> [The problem] Determine which lines contain the word "underhåll", then copy those lines.

(Records contained in a dataset)
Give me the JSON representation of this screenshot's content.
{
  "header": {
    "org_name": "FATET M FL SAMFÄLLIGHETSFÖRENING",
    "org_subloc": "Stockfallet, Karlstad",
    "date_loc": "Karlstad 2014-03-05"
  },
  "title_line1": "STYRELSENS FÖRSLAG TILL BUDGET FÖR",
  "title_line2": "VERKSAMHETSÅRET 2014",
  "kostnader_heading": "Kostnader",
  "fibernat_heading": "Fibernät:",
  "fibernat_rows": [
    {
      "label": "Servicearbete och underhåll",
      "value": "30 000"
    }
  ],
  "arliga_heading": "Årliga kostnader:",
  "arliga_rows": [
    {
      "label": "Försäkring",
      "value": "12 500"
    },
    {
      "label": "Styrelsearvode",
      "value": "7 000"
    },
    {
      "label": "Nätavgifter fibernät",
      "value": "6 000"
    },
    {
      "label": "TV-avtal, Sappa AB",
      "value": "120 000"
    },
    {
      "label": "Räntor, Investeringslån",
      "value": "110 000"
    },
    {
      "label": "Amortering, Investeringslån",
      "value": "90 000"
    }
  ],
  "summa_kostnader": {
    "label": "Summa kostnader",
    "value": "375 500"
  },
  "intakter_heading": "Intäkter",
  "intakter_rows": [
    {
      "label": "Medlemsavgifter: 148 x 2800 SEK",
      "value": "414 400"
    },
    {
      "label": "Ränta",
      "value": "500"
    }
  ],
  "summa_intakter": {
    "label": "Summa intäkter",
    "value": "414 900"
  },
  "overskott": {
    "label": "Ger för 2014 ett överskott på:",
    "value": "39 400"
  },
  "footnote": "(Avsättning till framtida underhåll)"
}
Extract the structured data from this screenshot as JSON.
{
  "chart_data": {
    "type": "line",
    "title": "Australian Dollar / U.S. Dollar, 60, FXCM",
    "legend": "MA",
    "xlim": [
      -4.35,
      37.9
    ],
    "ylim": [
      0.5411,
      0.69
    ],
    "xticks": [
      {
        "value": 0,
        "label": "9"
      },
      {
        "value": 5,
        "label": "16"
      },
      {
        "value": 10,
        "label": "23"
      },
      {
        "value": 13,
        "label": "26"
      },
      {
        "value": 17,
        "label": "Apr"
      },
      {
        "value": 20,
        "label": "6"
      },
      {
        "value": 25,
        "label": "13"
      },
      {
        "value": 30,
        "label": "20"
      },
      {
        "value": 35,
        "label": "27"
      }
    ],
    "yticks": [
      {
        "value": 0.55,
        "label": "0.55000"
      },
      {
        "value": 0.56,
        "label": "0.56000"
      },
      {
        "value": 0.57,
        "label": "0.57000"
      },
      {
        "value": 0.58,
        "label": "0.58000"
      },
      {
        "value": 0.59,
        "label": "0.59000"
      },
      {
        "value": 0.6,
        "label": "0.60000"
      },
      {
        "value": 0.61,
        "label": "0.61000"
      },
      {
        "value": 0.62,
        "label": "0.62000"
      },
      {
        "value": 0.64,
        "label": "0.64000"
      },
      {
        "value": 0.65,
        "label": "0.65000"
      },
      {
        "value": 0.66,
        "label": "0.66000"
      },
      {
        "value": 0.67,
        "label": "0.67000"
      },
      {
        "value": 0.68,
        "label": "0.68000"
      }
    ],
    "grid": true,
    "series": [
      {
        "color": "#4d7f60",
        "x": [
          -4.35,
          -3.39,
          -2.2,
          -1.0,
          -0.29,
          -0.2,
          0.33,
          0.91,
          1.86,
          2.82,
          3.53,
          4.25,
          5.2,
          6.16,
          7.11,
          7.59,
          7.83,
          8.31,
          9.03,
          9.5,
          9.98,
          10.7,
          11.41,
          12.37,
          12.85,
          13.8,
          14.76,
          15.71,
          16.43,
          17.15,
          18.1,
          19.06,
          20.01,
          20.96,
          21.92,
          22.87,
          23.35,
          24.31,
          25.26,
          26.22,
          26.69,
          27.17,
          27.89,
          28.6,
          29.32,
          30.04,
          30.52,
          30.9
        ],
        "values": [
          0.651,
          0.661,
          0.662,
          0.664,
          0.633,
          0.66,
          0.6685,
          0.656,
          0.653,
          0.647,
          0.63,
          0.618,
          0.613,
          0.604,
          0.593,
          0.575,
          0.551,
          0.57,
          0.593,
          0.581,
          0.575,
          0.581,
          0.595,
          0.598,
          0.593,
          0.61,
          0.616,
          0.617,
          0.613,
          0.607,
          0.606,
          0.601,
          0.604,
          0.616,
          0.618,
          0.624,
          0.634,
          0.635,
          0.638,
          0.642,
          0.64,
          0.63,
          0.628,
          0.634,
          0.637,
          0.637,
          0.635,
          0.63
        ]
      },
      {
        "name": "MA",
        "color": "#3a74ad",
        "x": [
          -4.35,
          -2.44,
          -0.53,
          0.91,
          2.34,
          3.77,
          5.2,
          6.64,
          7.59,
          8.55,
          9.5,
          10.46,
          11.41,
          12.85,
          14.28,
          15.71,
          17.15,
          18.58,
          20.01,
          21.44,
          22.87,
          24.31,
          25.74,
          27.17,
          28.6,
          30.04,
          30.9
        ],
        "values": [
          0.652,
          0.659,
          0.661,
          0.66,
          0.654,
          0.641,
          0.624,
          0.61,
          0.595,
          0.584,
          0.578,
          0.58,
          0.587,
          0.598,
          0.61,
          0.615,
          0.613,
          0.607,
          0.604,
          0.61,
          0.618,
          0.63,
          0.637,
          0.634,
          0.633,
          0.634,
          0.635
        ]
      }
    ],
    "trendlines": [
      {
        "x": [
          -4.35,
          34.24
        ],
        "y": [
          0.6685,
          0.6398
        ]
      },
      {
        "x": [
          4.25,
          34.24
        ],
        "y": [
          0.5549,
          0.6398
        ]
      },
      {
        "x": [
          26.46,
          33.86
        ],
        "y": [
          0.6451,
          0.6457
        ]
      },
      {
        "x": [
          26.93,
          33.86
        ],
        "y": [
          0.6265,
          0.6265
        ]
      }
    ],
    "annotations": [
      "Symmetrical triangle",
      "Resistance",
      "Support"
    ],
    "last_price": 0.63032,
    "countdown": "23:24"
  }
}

> [Solution to the exercise]
      "label": "Servicearbete och underhåll",
  "footnote": "(Avsättning till framtida underhåll)"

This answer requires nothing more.